Job: Pick out each line with the word "best" from the material that follows.

(Dataset excerpt)
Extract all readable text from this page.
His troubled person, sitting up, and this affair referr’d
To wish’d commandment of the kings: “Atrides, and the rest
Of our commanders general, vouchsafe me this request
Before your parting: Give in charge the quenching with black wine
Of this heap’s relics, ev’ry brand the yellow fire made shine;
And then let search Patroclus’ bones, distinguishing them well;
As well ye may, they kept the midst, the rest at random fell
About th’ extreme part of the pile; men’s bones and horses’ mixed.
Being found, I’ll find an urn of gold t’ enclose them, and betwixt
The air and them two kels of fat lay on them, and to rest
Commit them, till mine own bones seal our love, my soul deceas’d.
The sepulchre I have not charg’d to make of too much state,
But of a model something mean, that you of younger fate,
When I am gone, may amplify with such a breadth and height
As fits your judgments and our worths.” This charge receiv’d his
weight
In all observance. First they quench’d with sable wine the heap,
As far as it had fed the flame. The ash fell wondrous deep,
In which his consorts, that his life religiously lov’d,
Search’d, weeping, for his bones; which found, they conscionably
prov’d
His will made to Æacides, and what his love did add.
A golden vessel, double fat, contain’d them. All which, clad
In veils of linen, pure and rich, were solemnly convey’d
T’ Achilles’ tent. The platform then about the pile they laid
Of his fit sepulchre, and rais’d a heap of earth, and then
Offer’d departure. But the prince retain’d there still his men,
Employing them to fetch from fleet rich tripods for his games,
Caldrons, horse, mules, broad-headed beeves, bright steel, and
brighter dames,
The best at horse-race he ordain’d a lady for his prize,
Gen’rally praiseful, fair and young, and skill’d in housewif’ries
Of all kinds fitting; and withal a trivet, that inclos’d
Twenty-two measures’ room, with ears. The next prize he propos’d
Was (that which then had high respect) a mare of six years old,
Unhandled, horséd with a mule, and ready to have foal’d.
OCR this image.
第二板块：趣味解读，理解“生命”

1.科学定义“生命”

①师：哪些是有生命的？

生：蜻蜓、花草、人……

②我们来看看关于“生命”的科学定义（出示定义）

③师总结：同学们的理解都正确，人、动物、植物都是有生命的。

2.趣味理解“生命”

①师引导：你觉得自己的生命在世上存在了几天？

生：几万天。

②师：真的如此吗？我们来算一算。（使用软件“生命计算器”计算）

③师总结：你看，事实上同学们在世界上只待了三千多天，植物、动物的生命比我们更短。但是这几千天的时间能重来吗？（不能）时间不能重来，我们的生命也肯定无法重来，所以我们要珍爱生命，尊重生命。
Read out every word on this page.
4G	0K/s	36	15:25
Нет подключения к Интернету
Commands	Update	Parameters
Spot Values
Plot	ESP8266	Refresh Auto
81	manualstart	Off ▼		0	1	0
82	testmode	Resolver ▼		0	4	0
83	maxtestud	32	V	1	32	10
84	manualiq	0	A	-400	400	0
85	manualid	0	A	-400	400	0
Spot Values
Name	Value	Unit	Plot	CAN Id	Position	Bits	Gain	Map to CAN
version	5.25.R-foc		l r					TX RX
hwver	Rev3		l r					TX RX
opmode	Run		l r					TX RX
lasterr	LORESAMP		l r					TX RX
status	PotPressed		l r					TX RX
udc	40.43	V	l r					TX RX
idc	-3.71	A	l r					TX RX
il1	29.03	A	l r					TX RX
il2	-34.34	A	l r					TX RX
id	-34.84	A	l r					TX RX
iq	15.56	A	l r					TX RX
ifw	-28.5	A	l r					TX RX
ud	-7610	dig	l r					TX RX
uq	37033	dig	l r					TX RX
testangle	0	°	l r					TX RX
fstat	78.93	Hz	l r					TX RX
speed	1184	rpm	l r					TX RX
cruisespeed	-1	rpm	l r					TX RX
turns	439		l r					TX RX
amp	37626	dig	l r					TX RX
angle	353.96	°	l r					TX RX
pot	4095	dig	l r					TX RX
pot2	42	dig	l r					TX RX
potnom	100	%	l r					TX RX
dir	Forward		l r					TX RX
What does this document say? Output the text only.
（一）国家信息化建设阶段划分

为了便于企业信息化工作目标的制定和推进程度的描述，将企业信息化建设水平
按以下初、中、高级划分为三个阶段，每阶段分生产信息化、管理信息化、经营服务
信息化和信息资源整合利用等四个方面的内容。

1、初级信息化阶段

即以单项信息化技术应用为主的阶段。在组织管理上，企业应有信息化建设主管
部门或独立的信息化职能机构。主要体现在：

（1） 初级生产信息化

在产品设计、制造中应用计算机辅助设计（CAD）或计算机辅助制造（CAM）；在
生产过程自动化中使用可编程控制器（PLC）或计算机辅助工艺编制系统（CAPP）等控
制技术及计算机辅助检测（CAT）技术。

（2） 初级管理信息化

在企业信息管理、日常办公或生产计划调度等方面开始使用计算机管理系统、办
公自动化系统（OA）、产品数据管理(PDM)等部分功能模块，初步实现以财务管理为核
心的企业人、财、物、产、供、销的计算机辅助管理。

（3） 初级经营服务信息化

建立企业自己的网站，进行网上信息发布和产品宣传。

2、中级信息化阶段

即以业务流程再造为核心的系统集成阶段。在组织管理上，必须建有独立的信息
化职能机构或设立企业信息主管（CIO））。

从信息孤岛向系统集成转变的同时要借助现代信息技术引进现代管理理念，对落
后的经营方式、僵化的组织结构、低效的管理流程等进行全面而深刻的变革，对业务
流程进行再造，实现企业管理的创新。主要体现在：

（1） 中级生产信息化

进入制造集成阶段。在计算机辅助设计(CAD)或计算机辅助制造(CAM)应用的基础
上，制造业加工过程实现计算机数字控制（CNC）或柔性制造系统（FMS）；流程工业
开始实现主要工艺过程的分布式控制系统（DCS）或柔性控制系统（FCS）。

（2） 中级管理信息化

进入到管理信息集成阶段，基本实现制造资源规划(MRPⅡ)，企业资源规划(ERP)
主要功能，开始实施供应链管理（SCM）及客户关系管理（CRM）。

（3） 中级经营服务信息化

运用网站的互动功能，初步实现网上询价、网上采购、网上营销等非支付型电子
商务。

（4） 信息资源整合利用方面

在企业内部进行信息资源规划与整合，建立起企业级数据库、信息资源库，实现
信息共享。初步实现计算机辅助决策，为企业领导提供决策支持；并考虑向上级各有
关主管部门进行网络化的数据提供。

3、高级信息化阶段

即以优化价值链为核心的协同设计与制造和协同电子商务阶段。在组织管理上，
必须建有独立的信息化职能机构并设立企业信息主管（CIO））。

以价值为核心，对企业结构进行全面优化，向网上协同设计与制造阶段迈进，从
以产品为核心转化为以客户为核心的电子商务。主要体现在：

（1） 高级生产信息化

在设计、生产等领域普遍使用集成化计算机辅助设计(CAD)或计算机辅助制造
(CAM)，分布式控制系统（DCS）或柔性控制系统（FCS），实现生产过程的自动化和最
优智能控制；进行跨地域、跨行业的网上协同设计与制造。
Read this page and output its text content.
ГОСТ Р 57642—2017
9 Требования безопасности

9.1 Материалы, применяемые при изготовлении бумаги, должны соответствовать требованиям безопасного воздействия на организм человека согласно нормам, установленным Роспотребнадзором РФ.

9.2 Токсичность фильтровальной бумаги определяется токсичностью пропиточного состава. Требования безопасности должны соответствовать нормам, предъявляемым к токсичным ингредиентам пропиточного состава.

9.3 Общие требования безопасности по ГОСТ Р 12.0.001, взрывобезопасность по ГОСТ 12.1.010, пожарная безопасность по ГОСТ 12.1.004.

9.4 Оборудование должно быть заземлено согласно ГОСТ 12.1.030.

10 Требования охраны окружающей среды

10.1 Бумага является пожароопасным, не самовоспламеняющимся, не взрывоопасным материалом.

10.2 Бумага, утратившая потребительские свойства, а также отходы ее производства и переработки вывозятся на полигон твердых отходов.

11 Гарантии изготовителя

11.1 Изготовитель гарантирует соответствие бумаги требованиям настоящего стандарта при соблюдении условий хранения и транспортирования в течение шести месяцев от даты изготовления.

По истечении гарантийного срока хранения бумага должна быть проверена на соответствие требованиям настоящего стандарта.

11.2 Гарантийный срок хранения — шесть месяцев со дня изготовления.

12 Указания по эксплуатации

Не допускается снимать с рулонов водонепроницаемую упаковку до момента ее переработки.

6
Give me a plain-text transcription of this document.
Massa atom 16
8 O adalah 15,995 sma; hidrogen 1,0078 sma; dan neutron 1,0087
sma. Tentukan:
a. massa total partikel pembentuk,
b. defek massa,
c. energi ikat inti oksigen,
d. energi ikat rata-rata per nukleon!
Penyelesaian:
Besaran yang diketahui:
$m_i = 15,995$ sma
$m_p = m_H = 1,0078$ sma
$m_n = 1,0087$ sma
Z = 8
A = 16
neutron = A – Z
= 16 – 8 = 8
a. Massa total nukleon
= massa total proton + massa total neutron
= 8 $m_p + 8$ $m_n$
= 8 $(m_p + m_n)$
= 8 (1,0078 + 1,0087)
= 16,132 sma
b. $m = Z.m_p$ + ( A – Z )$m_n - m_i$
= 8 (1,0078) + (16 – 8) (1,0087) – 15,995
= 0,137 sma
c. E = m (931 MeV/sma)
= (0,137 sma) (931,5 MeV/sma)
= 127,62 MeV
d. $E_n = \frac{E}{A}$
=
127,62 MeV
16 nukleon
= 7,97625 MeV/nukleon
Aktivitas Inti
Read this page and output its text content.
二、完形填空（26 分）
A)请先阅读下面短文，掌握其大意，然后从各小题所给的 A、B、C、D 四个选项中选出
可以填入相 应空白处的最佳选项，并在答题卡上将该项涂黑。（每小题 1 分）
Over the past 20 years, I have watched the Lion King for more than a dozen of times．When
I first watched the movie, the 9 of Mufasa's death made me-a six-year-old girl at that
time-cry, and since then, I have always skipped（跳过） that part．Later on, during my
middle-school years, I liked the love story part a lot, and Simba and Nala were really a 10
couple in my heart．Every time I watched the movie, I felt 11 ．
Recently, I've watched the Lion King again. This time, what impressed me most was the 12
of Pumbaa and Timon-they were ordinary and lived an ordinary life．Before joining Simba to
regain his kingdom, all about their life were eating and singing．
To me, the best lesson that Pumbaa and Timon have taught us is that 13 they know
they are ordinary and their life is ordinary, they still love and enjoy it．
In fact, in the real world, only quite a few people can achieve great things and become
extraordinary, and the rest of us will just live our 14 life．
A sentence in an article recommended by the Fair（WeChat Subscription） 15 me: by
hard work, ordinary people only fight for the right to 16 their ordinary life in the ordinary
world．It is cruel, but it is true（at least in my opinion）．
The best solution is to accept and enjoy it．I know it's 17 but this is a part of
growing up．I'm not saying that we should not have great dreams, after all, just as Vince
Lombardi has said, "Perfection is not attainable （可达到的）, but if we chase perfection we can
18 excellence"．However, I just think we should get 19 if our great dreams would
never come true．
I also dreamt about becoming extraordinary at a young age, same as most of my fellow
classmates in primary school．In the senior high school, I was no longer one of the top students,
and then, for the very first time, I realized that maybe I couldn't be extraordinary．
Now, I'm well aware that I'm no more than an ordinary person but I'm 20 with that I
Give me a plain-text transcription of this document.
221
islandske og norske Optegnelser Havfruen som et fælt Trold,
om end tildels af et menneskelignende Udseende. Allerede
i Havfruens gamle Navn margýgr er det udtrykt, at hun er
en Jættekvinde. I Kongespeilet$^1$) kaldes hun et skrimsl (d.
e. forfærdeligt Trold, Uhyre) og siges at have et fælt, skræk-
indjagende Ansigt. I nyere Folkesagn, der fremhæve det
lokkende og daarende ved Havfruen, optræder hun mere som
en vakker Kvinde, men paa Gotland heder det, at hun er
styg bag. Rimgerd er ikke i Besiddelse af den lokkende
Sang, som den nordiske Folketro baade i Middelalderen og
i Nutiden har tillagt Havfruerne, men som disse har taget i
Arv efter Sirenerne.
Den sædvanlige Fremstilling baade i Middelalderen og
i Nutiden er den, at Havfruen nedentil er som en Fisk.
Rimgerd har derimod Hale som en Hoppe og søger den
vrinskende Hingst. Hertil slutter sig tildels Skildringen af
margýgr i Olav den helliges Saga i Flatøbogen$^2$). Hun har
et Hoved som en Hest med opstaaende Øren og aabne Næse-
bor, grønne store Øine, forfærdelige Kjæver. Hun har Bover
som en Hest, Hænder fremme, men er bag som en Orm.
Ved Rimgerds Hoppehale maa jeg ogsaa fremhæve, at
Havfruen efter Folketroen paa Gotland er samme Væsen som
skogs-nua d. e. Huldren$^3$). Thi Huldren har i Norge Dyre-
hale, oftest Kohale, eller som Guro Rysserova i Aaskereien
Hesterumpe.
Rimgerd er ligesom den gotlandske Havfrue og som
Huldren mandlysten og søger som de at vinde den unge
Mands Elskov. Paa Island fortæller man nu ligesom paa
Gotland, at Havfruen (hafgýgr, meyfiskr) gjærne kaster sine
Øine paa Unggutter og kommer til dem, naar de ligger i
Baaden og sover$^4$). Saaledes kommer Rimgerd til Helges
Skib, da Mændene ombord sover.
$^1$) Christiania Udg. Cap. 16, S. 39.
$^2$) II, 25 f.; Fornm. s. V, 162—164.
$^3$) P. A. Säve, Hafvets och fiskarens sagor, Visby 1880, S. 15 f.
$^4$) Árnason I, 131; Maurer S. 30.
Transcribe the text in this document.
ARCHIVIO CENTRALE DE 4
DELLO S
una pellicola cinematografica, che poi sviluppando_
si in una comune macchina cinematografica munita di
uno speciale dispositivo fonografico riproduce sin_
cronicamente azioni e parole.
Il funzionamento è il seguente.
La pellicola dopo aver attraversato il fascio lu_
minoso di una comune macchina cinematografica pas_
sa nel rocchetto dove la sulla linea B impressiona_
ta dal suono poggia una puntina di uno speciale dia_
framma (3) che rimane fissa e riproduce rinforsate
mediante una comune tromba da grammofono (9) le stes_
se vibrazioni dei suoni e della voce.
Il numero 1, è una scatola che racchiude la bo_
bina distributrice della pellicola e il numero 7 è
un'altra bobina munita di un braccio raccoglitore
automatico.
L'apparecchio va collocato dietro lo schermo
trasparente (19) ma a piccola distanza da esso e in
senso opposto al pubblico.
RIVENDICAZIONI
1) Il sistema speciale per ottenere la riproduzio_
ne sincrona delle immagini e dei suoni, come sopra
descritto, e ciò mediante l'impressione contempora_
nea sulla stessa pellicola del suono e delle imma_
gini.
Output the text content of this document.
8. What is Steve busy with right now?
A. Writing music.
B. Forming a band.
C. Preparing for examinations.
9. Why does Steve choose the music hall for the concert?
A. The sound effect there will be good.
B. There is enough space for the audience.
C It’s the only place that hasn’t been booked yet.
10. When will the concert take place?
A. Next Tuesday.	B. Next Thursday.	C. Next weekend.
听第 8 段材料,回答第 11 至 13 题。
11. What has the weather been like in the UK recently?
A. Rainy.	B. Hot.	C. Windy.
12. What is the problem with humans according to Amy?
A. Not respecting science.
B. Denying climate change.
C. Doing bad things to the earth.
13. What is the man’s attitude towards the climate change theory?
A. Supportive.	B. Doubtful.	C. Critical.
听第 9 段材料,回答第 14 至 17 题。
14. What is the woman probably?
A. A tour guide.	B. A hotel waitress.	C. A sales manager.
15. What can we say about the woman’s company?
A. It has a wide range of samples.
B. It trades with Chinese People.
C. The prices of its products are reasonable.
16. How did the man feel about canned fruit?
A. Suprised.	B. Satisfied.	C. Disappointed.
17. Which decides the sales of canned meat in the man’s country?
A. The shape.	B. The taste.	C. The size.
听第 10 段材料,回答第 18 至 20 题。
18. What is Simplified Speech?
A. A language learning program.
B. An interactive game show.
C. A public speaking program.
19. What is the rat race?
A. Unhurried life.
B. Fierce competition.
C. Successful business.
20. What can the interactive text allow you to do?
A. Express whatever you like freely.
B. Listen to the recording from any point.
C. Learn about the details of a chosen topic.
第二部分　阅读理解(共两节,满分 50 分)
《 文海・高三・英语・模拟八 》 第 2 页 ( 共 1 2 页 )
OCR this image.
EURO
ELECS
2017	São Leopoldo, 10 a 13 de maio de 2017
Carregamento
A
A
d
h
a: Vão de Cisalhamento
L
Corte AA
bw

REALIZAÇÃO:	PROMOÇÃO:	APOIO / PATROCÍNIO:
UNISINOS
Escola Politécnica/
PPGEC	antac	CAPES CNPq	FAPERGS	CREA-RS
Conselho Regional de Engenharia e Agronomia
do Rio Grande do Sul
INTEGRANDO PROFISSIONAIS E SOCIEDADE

Answer:
The best at horse-race he ordain’d a lady for his prize,
To me, the best lesson that Pumbaa and Timon have taught us is that 13 they know
The best solution is to accept and enjoy it．I know it's 17 but this is a part of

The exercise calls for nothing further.